#### Exercise details:
Where the string "STABILIZATION" occurs in the material below, report the whole line.
******************************
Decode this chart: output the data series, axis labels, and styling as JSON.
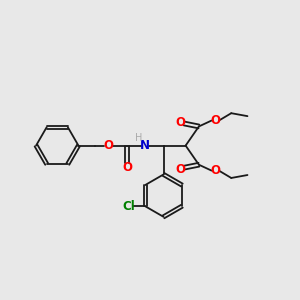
{
  "bg_color": "#e8e8e8",
  "bond_color": "#1a1a1a",
  "o_color": "#ff0000",
  "n_color": "#0000cc",
  "cl_color": "#008000",
  "h_color": "#aaaaaa",
  "figsize": [
    3.0,
    3.0
  ],
  "dpi": 100,
  "xlim": [
    0,
    10
  ],
  "ylim": [
    0,
    10
  ]
}
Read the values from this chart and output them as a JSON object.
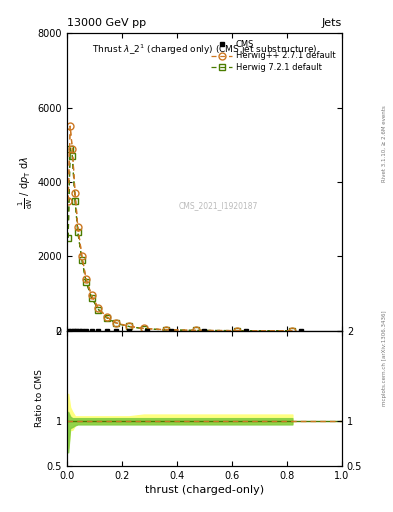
{
  "title": "13000 GeV pp",
  "title_right": "Jets",
  "watermark": "CMS_2021_I1920187",
  "rivet_label": "Rivet 3.1.10, ≥ 2.6M events",
  "arxiv_label": "mcplots.cern.ch [arXiv:1306.3436]",
  "xlabel": "thrust (charged-only)",
  "ylabel_ratio": "Ratio to CMS",
  "herwig_pp_x": [
    0.005,
    0.012,
    0.02,
    0.03,
    0.04,
    0.055,
    0.07,
    0.09,
    0.115,
    0.145,
    0.18,
    0.225,
    0.28,
    0.36,
    0.47,
    0.62,
    0.82
  ],
  "herwig_pp_y": [
    3500,
    5500,
    4900,
    3700,
    2800,
    2000,
    1400,
    950,
    600,
    370,
    210,
    120,
    60,
    25,
    9,
    3,
    0.5
  ],
  "herwig7_x": [
    0.005,
    0.012,
    0.02,
    0.03,
    0.04,
    0.055,
    0.07,
    0.09,
    0.115,
    0.145,
    0.18,
    0.225,
    0.28,
    0.36,
    0.47,
    0.62,
    0.82
  ],
  "herwig7_y": [
    2500,
    4900,
    4700,
    3500,
    2650,
    1900,
    1320,
    890,
    570,
    350,
    200,
    115,
    55,
    22,
    8,
    2.5,
    0.4
  ],
  "cms_x": [
    0.005,
    0.015,
    0.025,
    0.035,
    0.045,
    0.055,
    0.07,
    0.09,
    0.115,
    0.145,
    0.18,
    0.225,
    0.29,
    0.38,
    0.5,
    0.65,
    0.85
  ],
  "ratio_pp_x": [
    0.005,
    0.012,
    0.02,
    0.03,
    0.04,
    0.055,
    0.07,
    0.09,
    0.115,
    0.145,
    0.18,
    0.225,
    0.28,
    0.36,
    0.47,
    0.62,
    0.82
  ],
  "ratio_pp_lo": [
    0.7,
    0.9,
    0.9,
    0.95,
    0.97,
    0.97,
    0.97,
    0.97,
    0.97,
    0.97,
    0.97,
    0.97,
    0.97,
    0.97,
    0.97,
    0.97,
    0.97
  ],
  "ratio_pp_hi": [
    1.3,
    1.15,
    1.1,
    1.05,
    1.05,
    1.05,
    1.05,
    1.05,
    1.05,
    1.05,
    1.05,
    1.05,
    1.07,
    1.07,
    1.07,
    1.07,
    1.07
  ],
  "ratio_h7_lo": [
    0.65,
    0.92,
    0.93,
    0.95,
    0.96,
    0.96,
    0.96,
    0.96,
    0.96,
    0.96,
    0.96,
    0.96,
    0.96,
    0.96,
    0.96,
    0.96,
    0.96
  ],
  "ratio_h7_hi": [
    1.1,
    1.05,
    1.03,
    1.03,
    1.03,
    1.03,
    1.03,
    1.03,
    1.03,
    1.03,
    1.03,
    1.03,
    1.03,
    1.03,
    1.03,
    1.03,
    1.03
  ],
  "cms_color": "#000000",
  "herwig_pp_color": "#cc7722",
  "herwig7_color": "#4a7c00",
  "band_pp_color": "#ffff80",
  "band_h7_color": "#80cc40",
  "xlim": [
    0.0,
    1.0
  ],
  "ylim_main": [
    0,
    8000
  ],
  "ylim_ratio": [
    0.5,
    2.0
  ],
  "yticks_main": [
    0,
    2000,
    4000,
    6000,
    8000
  ],
  "ytick_labels_main": [
    "0",
    "2000",
    "4000",
    "6000",
    "8000"
  ],
  "yticks_ratio": [
    0.5,
    1.0,
    2.0
  ],
  "ytick_labels_ratio": [
    "0.5",
    "1",
    "2"
  ]
}
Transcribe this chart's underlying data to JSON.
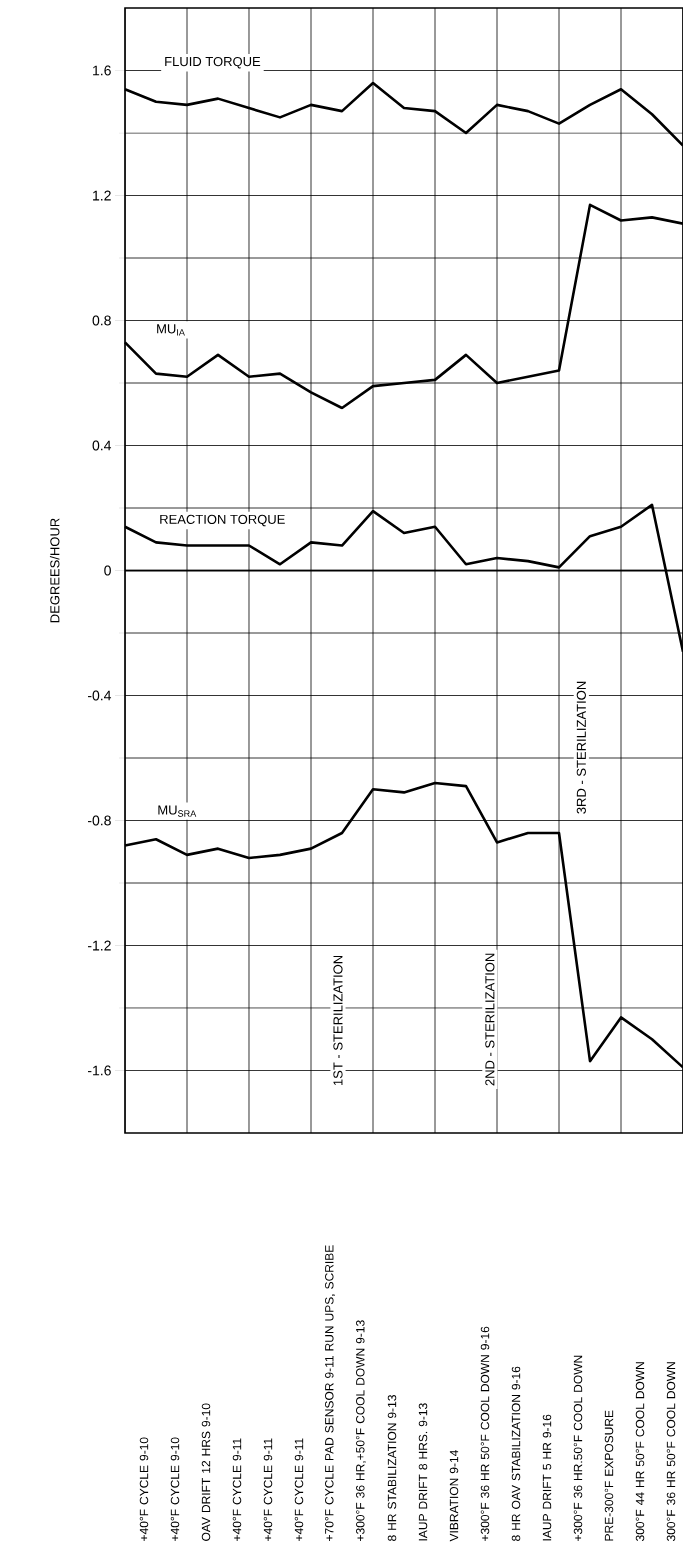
{
  "chart_data": {
    "type": "line",
    "ylabel": "DEGREES/HOUR",
    "categories": [
      null,
      "+40°F CYCLE 9-10",
      "+40°F CYCLE 9-10",
      "OAV DRIFT 12 HRS 9-10",
      "+40°F CYCLE 9-11",
      "+40°F CYCLE 9-11",
      "+40°F CYCLE 9-11",
      "+70°F CYCLE PAD SENSOR 9-11 RUN UPS, SCRIBE",
      "+300°F 36 HR,+50°F COOL DOWN 9-13",
      "8 HR STABILIZATION 9-13",
      "IAUP DRIFT 8 HRS. 9-13",
      "VIBRATION 9-14",
      "+300°F 36 HR 50°F COOL DOWN 9-16",
      "8 HR OAV STABILIZATION 9-16",
      "IAUP DRIFT 5 HR 9-16",
      "+300°F 36 HR.50°F COOL DOWN",
      "PRE-300°F EXPOSURE",
      "300°F 44 HR 50°F COOL DOWN",
      "300°F 36 HR 50°F COOL DOWN"
    ],
    "series": [
      {
        "name": "FLUID TORQUE",
        "color": "#000000",
        "values": [
          1.54,
          1.5,
          1.49,
          1.51,
          1.48,
          1.45,
          1.49,
          1.47,
          1.56,
          1.48,
          1.47,
          1.4,
          1.49,
          1.47,
          1.43,
          1.49,
          1.54,
          1.46,
          1.36
        ]
      },
      {
        "name": "MU$_{IA}$",
        "color": "#000000",
        "values": [
          0.73,
          0.63,
          0.62,
          0.69,
          0.62,
          0.63,
          0.57,
          0.52,
          0.59,
          0.6,
          0.61,
          0.69,
          0.6,
          0.62,
          0.64,
          1.17,
          1.12,
          1.13,
          1.11
        ]
      },
      {
        "name": "REACTION TORQUE",
        "color": "#000000",
        "values": [
          0.14,
          0.09,
          0.08,
          0.08,
          0.08,
          0.02,
          0.09,
          0.08,
          0.19,
          0.12,
          0.14,
          0.02,
          0.04,
          0.03,
          0.01,
          0.11,
          0.14,
          0.21,
          -0.26
        ]
      },
      {
        "name": "MU$_{SRA}$",
        "color": "#000000",
        "values": [
          -0.88,
          -0.86,
          -0.91,
          -0.89,
          -0.92,
          -0.91,
          -0.89,
          -0.84,
          -0.7,
          -0.71,
          -0.68,
          -0.69,
          -0.87,
          -0.84,
          -0.84,
          -1.57,
          -1.43,
          -1.5,
          -1.59
        ]
      }
    ],
    "ylim": [
      -1.8,
      1.8
    ],
    "yticks": [
      -1.6,
      -1.2,
      -0.8,
      -0.4,
      0,
      0.4,
      0.8,
      1.2,
      1.6
    ],
    "ref_lines": [
      {
        "axis": "y",
        "value": 0
      }
    ],
    "annotations": [
      "1ST - STERILIZATION",
      "2ND - STERILIZATION",
      "3RD - STERILIZATION"
    ],
    "grid": true,
    "legend": false,
    "marker": "none",
    "line_style": "solid"
  }
}
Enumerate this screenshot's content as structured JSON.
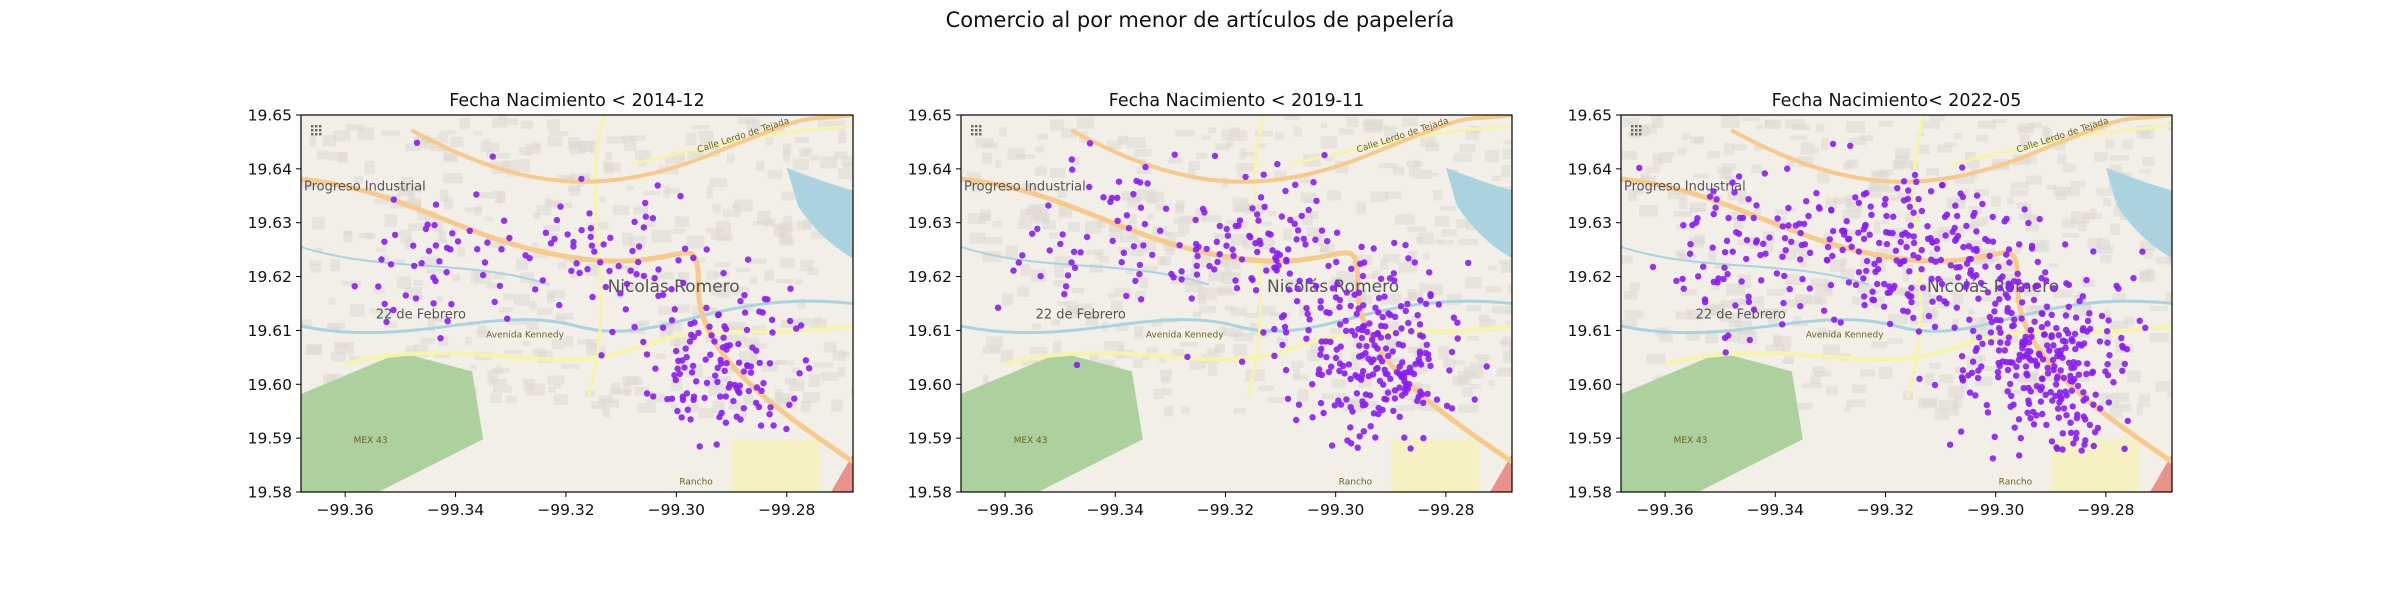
{
  "suptitle": "Comercio al por menor de artículos de papelería",
  "map_labels": {
    "town": "Nicolás Romero",
    "district_1": "Progreso Industrial",
    "district_2": "22 de Febrero",
    "road_1": "Calle Lerdo de Tejada",
    "road_2": "Avenida Kennedy",
    "road_3": "MEX 43",
    "place_1": "Rancho"
  },
  "colors": {
    "points": "#8a1cf5",
    "water": "#aad3df",
    "park": "#add19e",
    "land": "#f2efe9",
    "major_road": "#f7c98a",
    "secondary_road": "#f6f4a8"
  },
  "chart_data": [
    {
      "type": "scatter",
      "title": "Fecha Nacimiento < 2014-12",
      "xlim": [
        -99.368,
        -99.268
      ],
      "ylim": [
        19.58,
        19.65
      ],
      "xticks": [
        -99.36,
        -99.34,
        -99.32,
        -99.3,
        -99.28
      ],
      "xtick_labels": [
        "−99.36",
        "−99.34",
        "−99.32",
        "−99.30",
        "−99.28"
      ],
      "yticks": [
        19.58,
        19.59,
        19.6,
        19.61,
        19.62,
        19.63,
        19.64,
        19.65
      ],
      "ytick_labels": [
        "19.58",
        "19.59",
        "19.60",
        "19.61",
        "19.62",
        "19.63",
        "19.64",
        "19.65"
      ],
      "n_points": 230,
      "seed": 11
    },
    {
      "type": "scatter",
      "title": "Fecha Nacimiento < 2019-11",
      "xlim": [
        -99.368,
        -99.268
      ],
      "ylim": [
        19.58,
        19.65
      ],
      "xticks": [
        -99.36,
        -99.34,
        -99.32,
        -99.3,
        -99.28
      ],
      "xtick_labels": [
        "−99.36",
        "−99.34",
        "−99.32",
        "−99.30",
        "−99.28"
      ],
      "yticks": [
        19.58,
        19.59,
        19.6,
        19.61,
        19.62,
        19.63,
        19.64,
        19.65
      ],
      "ytick_labels": [
        "19.58",
        "19.59",
        "19.60",
        "19.61",
        "19.62",
        "19.63",
        "19.64",
        "19.65"
      ],
      "n_points": 380,
      "seed": 23
    },
    {
      "type": "scatter",
      "title": "Fecha Nacimiento< 2022-05",
      "xlim": [
        -99.368,
        -99.268
      ],
      "ylim": [
        19.58,
        19.65
      ],
      "xticks": [
        -99.36,
        -99.34,
        -99.32,
        -99.3,
        -99.28
      ],
      "xtick_labels": [
        "−99.36",
        "−99.34",
        "−99.32",
        "−99.30",
        "−99.28"
      ],
      "yticks": [
        19.58,
        19.59,
        19.6,
        19.61,
        19.62,
        19.63,
        19.64,
        19.65
      ],
      "ytick_labels": [
        "19.58",
        "19.59",
        "19.60",
        "19.61",
        "19.62",
        "19.63",
        "19.64",
        "19.65"
      ],
      "n_points": 560,
      "seed": 37
    }
  ]
}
******************************
#### Answer to this problem:
      "8 HR STABILIZATION 9-13",
      "8 HR OAV STABILIZATION 9-16",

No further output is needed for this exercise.